* Begin *

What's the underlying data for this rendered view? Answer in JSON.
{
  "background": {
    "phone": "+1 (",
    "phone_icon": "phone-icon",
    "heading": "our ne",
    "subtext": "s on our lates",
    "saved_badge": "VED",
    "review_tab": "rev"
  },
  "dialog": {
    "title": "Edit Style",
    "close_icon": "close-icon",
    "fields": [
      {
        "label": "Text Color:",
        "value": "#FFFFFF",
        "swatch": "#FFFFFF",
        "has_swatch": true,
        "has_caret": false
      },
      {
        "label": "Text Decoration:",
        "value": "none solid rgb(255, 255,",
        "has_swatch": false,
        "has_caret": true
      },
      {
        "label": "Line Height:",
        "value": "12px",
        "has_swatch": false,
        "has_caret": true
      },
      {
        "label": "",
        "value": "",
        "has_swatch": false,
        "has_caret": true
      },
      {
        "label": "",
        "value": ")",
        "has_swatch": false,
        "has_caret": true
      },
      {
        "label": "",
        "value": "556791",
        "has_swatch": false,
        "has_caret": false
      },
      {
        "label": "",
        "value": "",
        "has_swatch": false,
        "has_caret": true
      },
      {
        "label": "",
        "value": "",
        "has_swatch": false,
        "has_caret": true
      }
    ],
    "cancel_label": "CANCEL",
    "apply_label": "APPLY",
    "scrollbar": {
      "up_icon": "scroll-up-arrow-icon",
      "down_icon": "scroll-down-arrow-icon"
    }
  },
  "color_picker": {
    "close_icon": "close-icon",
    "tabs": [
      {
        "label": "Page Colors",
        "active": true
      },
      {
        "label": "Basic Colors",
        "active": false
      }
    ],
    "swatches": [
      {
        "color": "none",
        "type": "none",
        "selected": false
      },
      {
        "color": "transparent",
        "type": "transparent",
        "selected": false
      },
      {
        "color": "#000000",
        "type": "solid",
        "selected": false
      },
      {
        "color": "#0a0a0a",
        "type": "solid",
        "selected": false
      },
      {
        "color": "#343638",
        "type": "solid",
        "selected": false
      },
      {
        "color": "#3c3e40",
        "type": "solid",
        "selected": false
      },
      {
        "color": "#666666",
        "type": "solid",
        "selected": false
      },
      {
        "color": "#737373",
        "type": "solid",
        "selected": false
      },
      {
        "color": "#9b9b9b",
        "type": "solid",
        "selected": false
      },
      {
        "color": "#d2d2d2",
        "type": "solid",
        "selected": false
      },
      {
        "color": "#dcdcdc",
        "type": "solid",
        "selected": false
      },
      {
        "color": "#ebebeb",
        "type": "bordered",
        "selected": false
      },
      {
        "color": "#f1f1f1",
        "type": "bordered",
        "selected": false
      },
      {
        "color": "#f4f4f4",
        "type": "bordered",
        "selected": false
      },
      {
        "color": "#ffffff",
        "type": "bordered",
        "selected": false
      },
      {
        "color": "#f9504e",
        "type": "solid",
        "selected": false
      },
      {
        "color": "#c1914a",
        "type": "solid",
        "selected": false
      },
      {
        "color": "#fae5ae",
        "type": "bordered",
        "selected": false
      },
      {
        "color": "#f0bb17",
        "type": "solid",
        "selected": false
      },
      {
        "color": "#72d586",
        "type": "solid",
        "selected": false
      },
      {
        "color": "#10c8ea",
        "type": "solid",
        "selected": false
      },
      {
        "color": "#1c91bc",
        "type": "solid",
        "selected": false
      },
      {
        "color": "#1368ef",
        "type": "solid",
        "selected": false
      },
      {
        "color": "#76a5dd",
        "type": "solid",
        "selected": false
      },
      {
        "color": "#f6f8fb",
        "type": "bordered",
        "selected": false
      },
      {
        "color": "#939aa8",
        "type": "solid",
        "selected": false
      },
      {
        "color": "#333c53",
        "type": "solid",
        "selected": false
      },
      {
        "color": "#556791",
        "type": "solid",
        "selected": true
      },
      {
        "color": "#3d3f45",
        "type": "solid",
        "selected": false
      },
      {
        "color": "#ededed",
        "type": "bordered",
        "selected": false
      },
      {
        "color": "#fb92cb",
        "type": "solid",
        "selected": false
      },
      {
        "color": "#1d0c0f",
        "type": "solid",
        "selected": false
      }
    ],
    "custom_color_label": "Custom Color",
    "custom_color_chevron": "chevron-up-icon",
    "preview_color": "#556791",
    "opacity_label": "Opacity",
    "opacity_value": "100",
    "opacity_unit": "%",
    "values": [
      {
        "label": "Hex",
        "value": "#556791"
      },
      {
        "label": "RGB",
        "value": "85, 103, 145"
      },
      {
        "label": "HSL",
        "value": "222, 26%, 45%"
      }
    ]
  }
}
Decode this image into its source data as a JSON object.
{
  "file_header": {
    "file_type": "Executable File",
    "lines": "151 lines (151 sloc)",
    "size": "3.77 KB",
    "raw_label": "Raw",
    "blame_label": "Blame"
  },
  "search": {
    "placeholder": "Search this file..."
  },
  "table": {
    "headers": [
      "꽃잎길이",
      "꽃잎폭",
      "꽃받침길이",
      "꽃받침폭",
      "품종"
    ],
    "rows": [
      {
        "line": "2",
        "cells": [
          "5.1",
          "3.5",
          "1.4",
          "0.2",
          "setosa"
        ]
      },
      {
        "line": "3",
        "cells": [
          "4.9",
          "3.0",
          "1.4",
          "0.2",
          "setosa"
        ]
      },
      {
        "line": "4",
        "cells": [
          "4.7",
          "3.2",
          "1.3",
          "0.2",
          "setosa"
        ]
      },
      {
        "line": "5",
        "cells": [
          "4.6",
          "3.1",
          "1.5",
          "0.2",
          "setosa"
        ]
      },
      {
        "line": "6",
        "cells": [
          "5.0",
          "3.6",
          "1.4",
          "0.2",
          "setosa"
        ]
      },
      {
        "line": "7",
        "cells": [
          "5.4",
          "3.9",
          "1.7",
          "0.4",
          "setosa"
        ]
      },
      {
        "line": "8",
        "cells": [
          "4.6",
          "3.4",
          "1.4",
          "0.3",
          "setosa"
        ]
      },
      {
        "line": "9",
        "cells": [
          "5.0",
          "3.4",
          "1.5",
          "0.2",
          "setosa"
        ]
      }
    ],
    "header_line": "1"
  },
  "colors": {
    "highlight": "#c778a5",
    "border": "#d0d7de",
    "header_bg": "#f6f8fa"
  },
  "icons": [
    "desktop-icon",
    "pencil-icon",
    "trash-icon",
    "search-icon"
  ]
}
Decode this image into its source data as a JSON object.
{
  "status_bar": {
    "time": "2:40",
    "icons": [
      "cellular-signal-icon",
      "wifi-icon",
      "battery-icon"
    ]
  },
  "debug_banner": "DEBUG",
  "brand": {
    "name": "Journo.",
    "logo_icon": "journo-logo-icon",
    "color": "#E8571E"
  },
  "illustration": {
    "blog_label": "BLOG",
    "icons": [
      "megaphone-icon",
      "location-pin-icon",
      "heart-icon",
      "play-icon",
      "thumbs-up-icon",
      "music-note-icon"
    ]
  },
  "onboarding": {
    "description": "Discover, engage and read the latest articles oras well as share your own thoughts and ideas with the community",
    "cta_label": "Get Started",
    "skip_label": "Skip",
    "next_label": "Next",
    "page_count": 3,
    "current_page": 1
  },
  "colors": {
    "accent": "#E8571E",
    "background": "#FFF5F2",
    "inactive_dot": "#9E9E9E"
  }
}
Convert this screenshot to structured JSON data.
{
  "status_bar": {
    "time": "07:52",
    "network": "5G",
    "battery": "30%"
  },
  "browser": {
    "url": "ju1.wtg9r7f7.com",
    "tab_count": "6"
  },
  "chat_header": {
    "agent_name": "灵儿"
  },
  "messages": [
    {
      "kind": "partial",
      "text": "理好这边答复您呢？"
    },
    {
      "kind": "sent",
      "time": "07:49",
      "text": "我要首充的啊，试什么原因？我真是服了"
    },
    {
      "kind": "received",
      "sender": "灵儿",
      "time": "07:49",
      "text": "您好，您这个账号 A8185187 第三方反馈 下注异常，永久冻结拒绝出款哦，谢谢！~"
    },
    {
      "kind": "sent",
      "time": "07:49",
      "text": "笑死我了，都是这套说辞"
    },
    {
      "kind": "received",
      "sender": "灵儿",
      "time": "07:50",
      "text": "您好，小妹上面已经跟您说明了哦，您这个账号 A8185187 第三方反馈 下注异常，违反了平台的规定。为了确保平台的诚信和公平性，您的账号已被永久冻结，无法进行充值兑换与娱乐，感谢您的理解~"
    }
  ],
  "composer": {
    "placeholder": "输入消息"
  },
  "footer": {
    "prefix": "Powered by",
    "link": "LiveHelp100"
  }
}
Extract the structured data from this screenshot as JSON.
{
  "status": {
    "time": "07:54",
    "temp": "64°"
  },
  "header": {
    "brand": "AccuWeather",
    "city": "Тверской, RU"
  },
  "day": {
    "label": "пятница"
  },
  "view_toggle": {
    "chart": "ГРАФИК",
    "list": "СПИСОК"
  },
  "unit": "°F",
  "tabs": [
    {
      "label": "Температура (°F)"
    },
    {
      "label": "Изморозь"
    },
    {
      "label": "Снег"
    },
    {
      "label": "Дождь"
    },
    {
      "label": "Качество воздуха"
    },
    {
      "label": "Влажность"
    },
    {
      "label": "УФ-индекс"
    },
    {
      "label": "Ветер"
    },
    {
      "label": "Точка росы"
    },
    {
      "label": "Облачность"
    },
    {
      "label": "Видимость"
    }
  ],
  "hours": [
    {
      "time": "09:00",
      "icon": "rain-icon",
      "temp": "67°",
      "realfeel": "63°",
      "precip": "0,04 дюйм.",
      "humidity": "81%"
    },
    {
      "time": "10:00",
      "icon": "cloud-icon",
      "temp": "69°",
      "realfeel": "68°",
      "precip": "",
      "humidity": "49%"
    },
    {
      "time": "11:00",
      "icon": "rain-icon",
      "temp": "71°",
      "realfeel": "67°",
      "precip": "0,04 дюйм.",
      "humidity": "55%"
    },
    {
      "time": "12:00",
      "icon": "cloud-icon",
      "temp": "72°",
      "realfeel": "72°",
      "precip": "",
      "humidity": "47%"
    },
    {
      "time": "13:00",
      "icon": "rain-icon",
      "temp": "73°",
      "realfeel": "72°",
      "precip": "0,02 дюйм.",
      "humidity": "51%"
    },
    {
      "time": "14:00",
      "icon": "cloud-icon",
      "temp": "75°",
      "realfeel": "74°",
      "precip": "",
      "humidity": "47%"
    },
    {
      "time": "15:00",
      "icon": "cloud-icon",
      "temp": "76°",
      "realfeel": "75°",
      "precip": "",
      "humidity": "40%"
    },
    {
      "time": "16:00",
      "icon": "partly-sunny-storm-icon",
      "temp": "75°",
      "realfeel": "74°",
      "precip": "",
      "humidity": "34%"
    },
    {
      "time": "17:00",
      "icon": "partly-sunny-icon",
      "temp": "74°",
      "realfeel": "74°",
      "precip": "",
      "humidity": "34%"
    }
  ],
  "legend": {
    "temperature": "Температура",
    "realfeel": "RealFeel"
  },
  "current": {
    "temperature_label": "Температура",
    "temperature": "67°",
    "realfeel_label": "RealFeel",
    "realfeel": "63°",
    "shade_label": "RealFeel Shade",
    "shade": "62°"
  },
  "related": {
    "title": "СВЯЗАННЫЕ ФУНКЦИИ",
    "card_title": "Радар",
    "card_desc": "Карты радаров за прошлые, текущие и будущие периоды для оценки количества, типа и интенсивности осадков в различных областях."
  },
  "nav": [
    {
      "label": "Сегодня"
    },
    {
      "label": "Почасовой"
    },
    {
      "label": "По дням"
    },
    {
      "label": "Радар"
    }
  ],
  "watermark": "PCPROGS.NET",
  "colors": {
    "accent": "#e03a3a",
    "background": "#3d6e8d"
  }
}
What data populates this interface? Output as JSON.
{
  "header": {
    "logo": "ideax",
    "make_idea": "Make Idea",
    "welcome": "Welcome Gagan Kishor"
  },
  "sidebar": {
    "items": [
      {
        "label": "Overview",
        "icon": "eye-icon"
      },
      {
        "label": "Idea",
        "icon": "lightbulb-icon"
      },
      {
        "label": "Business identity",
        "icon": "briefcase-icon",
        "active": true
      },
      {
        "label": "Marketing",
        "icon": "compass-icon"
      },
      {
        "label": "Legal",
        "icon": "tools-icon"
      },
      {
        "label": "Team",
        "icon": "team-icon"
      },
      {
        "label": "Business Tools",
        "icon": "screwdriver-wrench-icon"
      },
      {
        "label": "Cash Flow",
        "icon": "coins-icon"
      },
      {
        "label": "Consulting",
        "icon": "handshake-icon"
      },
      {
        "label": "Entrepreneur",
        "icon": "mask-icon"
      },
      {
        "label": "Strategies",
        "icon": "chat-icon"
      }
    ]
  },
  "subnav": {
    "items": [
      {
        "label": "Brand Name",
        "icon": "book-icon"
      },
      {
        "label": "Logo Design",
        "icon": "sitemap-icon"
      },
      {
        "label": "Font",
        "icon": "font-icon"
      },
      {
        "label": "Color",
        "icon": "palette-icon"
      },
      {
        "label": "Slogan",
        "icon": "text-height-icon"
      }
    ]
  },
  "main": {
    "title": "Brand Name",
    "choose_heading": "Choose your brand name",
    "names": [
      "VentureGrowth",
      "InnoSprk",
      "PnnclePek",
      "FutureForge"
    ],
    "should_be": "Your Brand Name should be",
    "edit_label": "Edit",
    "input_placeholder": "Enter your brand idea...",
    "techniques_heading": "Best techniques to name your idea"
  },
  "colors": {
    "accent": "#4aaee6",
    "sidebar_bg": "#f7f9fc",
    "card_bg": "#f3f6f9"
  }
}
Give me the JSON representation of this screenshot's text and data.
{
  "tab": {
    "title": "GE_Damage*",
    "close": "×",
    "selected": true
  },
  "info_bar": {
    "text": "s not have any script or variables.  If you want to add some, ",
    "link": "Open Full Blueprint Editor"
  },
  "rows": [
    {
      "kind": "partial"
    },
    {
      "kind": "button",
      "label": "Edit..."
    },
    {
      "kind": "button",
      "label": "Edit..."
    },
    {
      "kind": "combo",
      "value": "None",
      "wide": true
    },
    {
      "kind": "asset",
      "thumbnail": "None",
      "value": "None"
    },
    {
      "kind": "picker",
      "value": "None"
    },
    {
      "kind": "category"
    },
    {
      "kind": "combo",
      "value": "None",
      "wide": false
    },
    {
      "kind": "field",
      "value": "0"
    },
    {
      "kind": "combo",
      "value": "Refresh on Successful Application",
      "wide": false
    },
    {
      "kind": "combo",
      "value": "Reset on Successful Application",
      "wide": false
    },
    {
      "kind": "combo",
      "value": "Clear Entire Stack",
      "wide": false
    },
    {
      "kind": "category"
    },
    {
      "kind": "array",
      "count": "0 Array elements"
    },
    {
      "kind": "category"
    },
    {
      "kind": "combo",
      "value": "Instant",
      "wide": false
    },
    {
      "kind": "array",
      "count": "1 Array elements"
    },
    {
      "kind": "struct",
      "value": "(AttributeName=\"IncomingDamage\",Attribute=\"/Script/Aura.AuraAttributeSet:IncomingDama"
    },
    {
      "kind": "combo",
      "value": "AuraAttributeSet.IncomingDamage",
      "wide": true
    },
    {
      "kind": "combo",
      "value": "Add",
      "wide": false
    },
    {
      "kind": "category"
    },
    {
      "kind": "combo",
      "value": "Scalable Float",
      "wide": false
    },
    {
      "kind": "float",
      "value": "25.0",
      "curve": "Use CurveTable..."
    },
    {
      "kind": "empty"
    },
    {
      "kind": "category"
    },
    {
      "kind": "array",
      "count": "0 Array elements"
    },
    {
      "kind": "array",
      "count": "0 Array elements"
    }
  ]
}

* End *

Check each line of the entries for the string "AuraAttributeSet". Copy the lines that have it.

      "value": "(AttributeName=\"IncomingDamage\",Attribute=\"/Script/Aura.AuraAttributeSet:IncomingDama"
      "value": "AuraAttributeSet.IncomingDamage",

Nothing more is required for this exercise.